__Given request__
Filter the lines below, copying only those with the string "Barnola".

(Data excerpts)
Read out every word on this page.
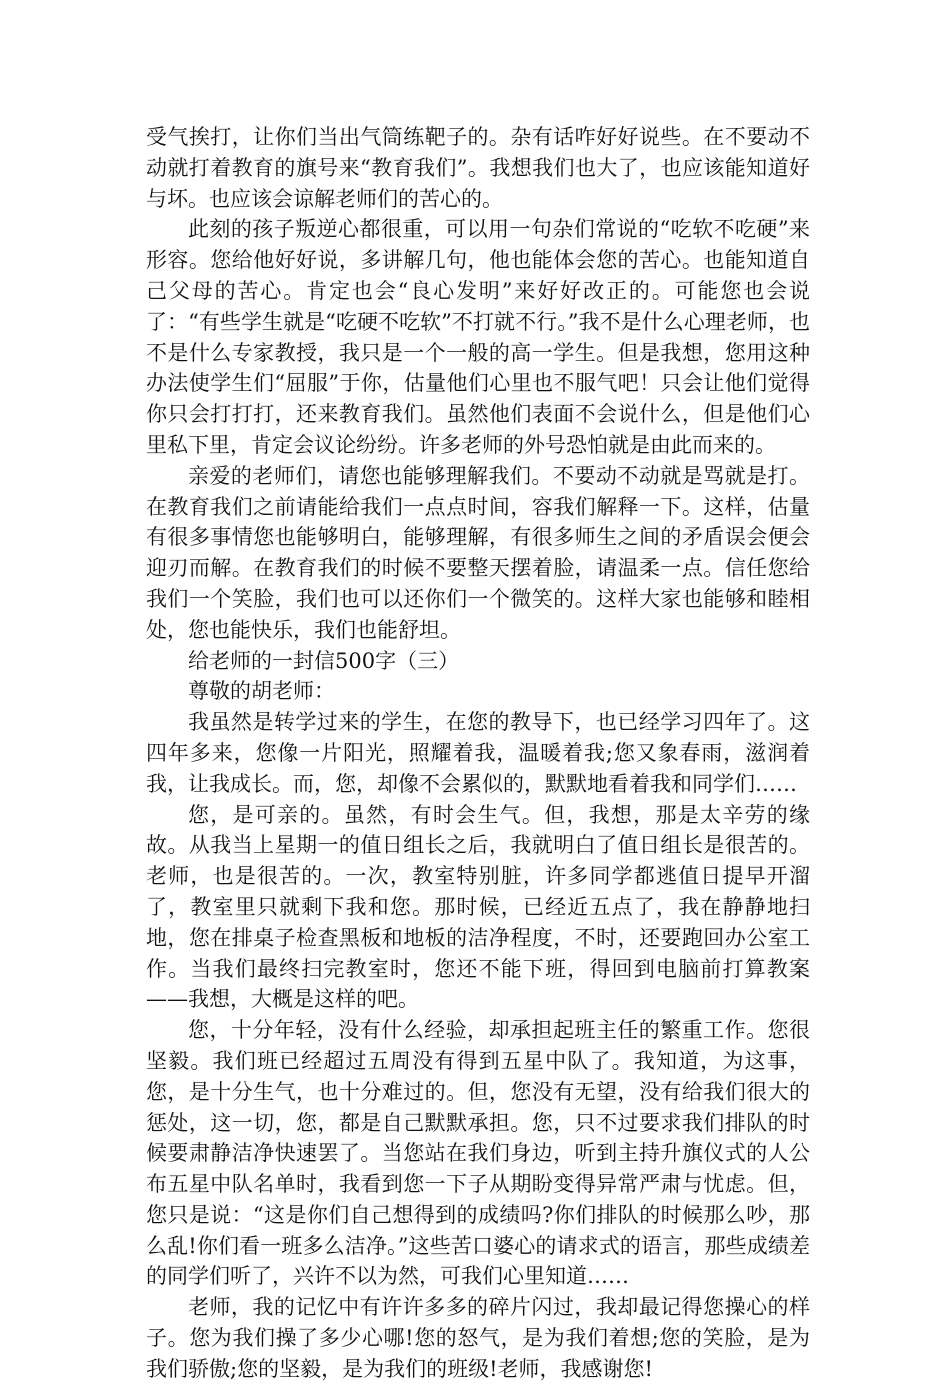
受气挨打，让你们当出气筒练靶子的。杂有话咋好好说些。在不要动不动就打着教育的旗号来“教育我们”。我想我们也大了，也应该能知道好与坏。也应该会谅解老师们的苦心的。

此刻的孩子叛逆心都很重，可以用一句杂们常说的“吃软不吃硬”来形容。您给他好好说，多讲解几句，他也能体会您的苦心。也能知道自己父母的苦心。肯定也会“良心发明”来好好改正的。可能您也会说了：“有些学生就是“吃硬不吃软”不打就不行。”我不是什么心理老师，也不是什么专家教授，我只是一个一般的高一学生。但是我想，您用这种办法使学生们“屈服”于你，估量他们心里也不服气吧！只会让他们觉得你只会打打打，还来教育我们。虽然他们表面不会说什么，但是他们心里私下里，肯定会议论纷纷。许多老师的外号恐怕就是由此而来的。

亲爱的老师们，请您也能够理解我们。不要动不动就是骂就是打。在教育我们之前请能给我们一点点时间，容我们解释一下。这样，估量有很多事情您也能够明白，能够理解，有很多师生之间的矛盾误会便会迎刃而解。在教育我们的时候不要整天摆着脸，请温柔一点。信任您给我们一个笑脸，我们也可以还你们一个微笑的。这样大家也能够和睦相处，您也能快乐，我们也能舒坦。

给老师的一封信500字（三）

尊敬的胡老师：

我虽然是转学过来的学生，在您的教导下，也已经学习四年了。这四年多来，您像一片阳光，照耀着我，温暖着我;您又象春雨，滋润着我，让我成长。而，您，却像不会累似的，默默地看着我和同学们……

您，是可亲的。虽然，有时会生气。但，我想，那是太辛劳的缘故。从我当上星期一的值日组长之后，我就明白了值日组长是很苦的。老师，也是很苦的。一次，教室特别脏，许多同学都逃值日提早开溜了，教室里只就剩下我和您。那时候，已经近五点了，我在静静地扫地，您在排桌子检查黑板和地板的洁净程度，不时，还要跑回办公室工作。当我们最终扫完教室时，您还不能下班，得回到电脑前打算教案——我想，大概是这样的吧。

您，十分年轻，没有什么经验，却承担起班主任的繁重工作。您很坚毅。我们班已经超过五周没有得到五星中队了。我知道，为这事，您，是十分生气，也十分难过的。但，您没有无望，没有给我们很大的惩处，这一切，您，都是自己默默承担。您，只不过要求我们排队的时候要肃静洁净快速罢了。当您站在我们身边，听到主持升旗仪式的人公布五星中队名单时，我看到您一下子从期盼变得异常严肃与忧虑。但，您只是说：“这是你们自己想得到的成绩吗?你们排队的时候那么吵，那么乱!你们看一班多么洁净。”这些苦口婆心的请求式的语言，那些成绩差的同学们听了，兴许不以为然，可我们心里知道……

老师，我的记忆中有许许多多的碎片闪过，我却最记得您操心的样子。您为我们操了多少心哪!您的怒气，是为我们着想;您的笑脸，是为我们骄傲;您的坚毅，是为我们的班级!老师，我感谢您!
...
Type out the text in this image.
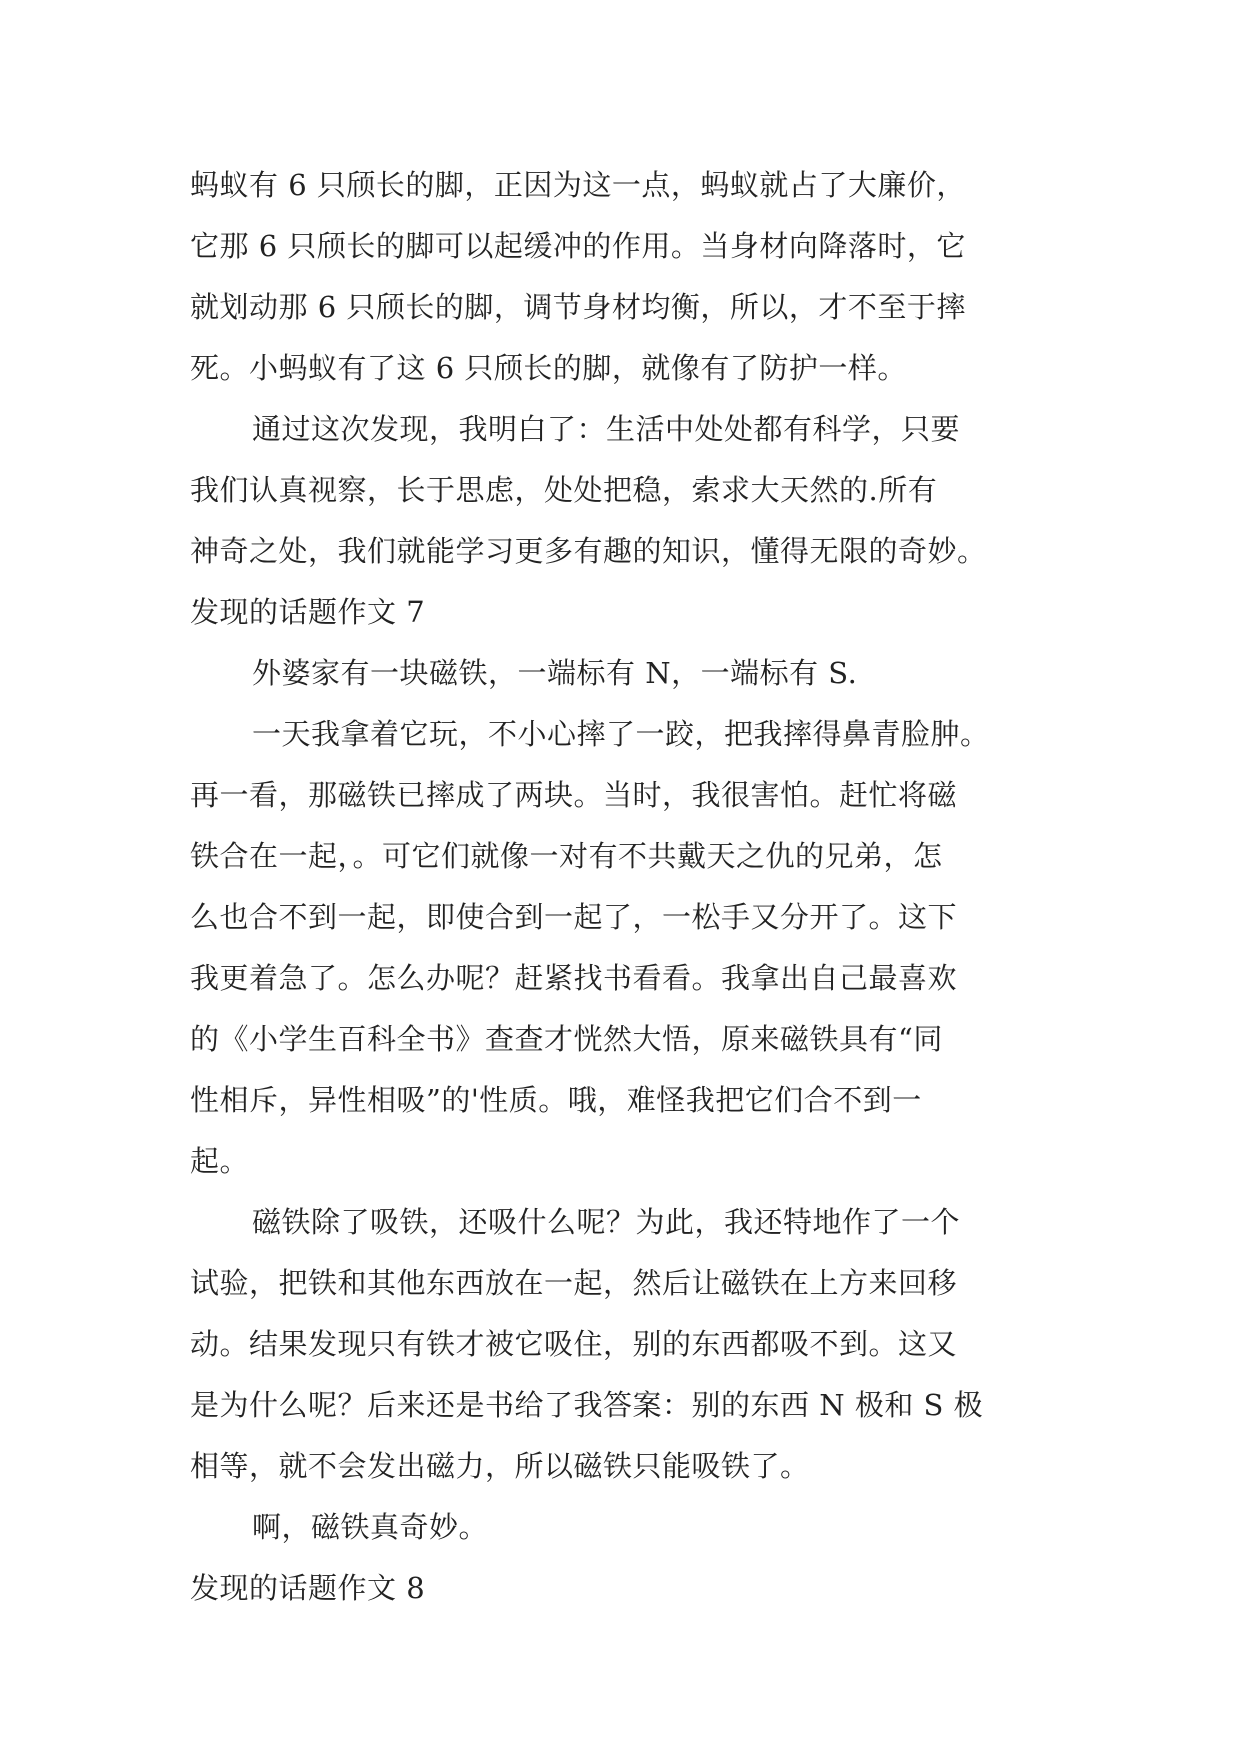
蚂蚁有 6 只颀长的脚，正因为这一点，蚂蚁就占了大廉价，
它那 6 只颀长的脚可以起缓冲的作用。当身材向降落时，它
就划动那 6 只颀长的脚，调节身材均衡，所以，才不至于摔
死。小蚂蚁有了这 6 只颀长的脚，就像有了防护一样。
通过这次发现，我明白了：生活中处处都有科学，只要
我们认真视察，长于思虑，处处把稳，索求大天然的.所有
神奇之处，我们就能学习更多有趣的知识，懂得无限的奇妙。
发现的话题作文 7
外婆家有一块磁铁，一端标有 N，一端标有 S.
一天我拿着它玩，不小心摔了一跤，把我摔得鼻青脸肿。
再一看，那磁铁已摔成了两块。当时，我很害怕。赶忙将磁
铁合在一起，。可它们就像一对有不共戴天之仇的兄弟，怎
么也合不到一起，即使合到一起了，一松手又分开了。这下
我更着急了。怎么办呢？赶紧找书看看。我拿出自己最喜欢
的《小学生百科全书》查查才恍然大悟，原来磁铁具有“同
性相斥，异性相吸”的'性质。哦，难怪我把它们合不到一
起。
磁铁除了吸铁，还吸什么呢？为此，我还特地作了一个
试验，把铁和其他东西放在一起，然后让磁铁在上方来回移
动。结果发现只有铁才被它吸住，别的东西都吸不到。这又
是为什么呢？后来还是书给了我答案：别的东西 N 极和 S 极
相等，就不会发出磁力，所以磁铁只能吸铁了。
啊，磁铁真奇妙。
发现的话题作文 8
---
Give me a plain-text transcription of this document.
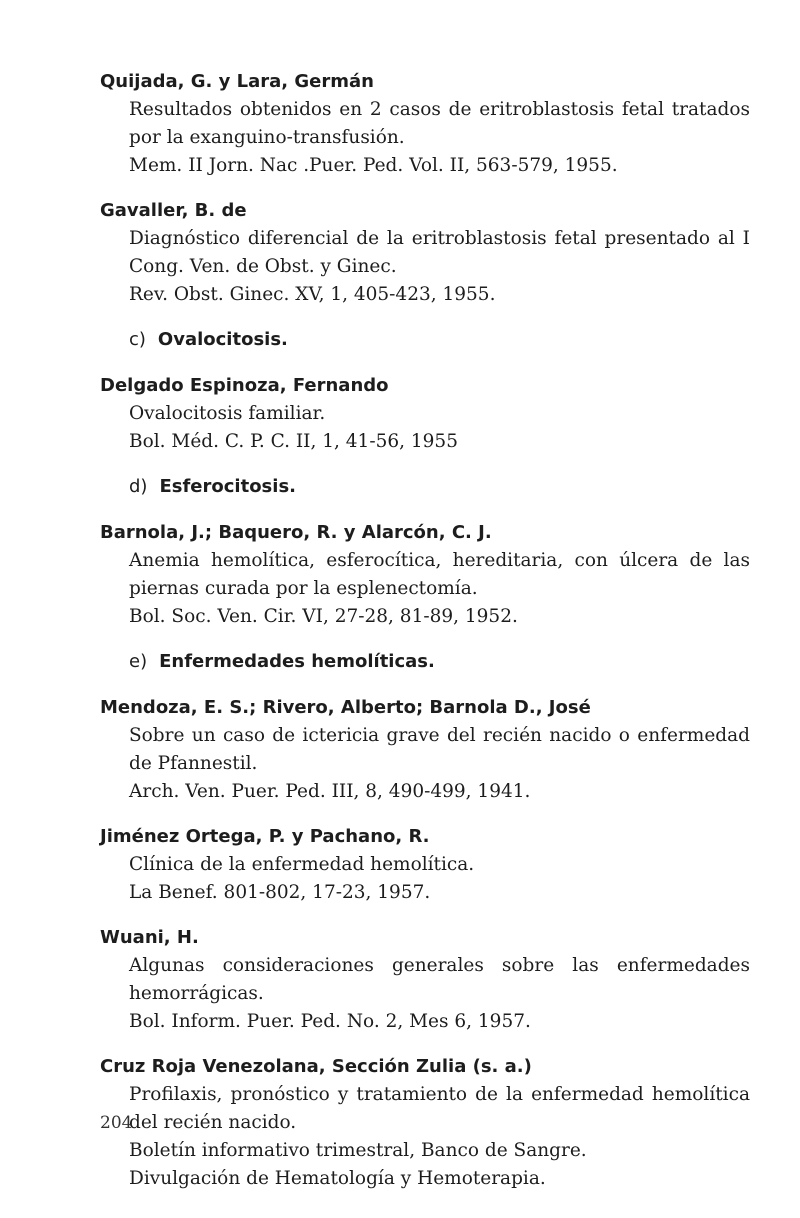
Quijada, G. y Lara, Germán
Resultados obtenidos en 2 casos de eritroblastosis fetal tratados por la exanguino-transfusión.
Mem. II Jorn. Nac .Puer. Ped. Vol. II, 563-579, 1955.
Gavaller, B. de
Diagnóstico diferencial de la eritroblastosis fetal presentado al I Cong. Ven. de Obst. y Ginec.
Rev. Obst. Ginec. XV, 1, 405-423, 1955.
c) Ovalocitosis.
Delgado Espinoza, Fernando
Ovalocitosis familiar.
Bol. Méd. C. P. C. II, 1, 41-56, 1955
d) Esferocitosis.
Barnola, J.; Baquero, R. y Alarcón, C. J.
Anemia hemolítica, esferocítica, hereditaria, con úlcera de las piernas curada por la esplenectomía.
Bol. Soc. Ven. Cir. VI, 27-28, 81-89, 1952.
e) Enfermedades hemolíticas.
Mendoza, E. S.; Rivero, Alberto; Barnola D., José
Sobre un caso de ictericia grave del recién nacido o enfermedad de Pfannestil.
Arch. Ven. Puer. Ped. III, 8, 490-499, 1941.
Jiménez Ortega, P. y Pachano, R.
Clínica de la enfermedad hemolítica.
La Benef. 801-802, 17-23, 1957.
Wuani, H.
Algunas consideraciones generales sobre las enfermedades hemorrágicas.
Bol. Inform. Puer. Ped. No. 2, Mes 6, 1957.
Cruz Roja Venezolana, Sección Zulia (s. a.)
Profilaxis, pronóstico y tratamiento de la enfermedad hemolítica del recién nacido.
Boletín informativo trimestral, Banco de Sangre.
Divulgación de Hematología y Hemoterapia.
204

__Solution for this task__
Barnola, J.; Baquero, R. y Alarcón, C. J.
Mendoza, E. S.; Rivero, Alberto; Barnola D., José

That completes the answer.